### Dataset records
┌──

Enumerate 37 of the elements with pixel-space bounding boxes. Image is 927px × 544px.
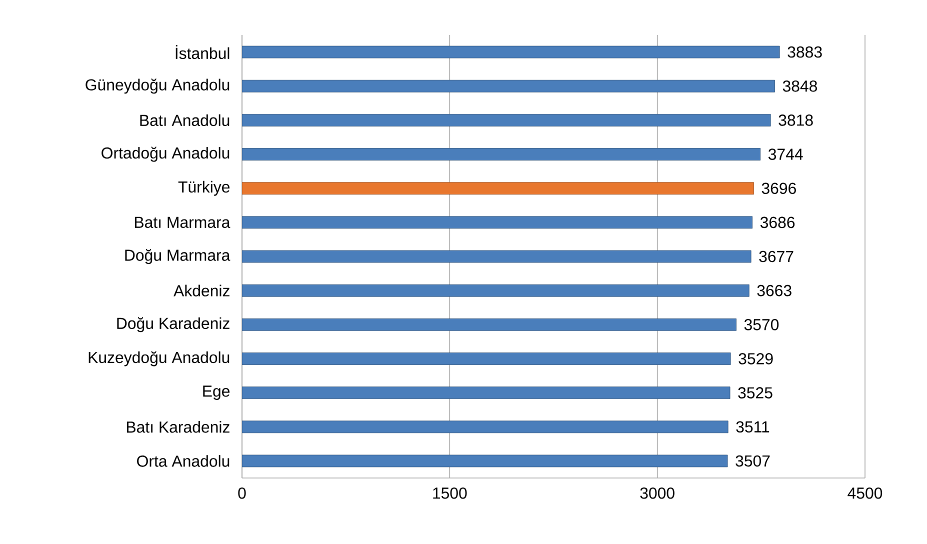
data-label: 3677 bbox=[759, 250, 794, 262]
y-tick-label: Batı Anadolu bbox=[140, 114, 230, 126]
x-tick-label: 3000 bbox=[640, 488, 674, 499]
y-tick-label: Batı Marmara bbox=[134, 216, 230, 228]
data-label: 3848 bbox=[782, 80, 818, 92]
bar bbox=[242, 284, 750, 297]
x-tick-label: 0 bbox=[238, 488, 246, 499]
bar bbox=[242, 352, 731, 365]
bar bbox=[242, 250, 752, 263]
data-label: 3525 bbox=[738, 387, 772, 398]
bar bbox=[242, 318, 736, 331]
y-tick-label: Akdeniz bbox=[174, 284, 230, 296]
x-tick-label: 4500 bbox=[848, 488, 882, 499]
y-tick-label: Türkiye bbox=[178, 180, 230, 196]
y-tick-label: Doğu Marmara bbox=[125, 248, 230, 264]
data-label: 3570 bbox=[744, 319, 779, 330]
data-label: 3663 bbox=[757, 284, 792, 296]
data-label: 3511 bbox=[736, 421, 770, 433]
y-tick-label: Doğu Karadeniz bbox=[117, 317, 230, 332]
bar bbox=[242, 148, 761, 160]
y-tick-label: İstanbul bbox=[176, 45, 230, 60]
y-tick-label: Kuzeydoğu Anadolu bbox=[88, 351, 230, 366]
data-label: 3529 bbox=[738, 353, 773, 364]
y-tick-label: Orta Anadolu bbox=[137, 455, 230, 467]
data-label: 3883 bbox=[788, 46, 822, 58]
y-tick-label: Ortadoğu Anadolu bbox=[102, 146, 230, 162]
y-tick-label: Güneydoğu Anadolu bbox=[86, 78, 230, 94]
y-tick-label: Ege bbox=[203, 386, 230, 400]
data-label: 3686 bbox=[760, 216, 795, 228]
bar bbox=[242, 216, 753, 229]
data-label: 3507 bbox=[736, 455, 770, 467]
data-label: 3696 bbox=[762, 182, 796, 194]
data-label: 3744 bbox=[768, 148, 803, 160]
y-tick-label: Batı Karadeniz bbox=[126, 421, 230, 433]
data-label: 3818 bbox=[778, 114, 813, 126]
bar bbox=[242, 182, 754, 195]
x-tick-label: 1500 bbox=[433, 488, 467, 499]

└──
┌──

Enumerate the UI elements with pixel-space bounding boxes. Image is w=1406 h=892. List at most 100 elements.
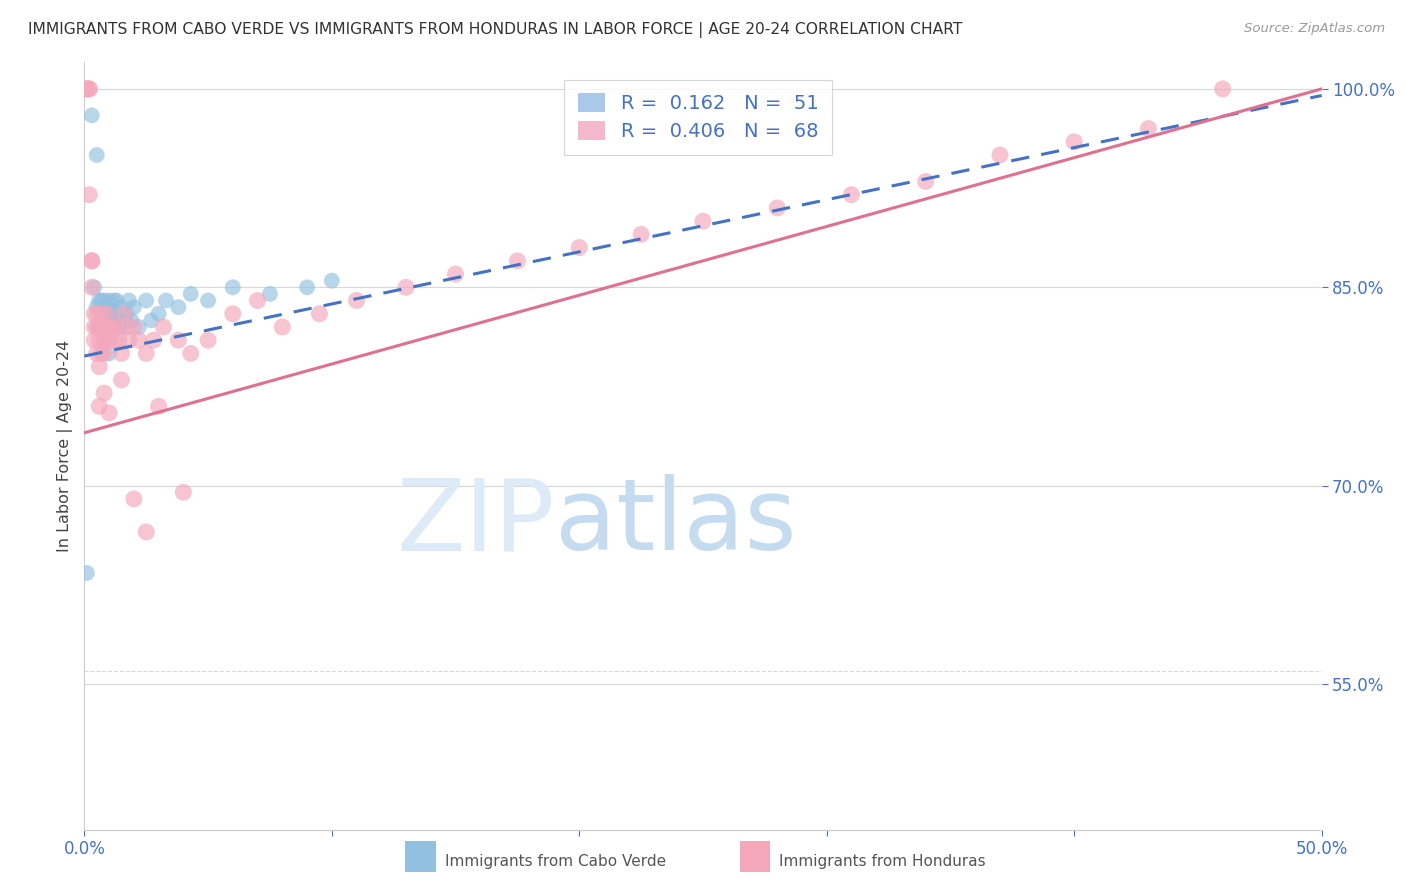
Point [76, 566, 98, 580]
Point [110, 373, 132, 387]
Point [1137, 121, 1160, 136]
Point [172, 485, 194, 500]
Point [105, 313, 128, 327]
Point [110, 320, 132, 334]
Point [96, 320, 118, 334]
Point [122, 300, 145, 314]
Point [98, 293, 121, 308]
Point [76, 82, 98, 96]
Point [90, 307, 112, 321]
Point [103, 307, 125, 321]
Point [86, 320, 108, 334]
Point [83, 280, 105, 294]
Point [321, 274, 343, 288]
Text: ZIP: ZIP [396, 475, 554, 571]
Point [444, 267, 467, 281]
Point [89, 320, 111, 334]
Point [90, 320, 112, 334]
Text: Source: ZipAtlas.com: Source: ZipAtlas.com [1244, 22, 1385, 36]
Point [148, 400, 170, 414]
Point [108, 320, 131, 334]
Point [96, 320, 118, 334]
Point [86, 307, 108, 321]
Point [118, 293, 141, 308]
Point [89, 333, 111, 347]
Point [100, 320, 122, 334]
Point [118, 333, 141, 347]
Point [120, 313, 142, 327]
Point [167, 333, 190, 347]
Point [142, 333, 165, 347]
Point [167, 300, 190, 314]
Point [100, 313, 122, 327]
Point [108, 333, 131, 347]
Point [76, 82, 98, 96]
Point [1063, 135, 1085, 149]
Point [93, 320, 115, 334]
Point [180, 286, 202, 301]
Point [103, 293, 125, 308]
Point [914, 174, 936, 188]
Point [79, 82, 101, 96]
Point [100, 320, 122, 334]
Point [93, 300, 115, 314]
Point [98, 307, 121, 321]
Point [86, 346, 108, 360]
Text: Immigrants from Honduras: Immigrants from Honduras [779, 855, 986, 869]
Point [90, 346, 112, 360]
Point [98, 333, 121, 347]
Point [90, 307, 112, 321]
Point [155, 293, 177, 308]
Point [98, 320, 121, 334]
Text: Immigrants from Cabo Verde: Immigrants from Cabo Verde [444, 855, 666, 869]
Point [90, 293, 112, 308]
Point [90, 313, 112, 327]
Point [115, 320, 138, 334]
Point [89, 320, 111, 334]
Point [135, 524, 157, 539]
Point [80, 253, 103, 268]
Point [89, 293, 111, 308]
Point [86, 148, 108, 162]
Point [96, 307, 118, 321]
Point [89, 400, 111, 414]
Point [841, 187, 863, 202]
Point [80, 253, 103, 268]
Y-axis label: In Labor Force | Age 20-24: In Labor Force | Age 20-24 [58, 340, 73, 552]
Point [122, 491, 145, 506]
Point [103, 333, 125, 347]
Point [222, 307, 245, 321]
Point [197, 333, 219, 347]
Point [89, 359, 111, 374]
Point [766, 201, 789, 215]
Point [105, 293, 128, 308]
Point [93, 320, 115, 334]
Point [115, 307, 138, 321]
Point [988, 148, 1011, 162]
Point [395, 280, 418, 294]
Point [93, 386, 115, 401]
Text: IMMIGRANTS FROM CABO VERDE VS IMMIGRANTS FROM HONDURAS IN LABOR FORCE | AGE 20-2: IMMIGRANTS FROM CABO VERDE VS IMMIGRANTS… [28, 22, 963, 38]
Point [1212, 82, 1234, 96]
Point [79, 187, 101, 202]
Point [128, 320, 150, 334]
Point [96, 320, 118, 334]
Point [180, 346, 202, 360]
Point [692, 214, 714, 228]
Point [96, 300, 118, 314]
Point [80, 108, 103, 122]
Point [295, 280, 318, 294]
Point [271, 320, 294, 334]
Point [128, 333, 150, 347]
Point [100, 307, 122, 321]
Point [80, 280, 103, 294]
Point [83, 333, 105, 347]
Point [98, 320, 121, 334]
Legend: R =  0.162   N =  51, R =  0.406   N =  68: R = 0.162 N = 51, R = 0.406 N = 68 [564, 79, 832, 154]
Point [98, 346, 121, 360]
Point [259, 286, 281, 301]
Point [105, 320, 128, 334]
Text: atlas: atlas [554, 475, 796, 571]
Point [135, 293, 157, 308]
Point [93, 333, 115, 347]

└──

### Problem to work on
Show each line in the data above that contains the string "Marmara". Case matters.

### Task answer
y-tick-label: Batı Marmara bbox=[134, 216, 230, 228]
y-tick-label: Doğu Marmara bbox=[125, 248, 230, 264]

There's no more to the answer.